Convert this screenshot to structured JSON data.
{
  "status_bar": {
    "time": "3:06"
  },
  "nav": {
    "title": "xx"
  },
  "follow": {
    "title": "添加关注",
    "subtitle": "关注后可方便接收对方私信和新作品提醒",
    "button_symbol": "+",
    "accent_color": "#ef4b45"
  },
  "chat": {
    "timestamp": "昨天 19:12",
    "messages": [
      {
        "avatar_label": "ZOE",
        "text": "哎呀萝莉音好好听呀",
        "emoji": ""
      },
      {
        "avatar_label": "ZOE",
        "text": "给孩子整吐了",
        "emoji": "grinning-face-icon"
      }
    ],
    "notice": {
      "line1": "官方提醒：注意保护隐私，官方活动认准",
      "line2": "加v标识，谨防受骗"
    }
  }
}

● The problem: Transcribe each entry precisely, missing none.

● Solution:
Convert this screenshot to structured JSON data.
{
  "status_bar": {
    "time": "3:06"
  },
  "nav": {
    "title": "xx"
  },
  "follow": {
    "title": "添加关注",
    "subtitle": "关注后可方便接收对方私信和新作品提醒",
    "button_symbol": "+",
    "accent_color": "#ef4b45"
  },
  "chat": {
    "timestamp": "昨天 19:12",
    "messages": [
      {
        "avatar_label": "ZOE",
        "text": "哎呀萝莉音好好听呀",
        "emoji": ""
      },
      {
        "avatar_label": "ZOE",
        "text": "给孩子整吐了",
        "emoji": "grinning-face-icon"
      }
    ],
    "notice": {
      "line1": "官方提醒：注意保护隐私，官方活动认准",
      "line2": "加v标识，谨防受骗"
    }
  }
}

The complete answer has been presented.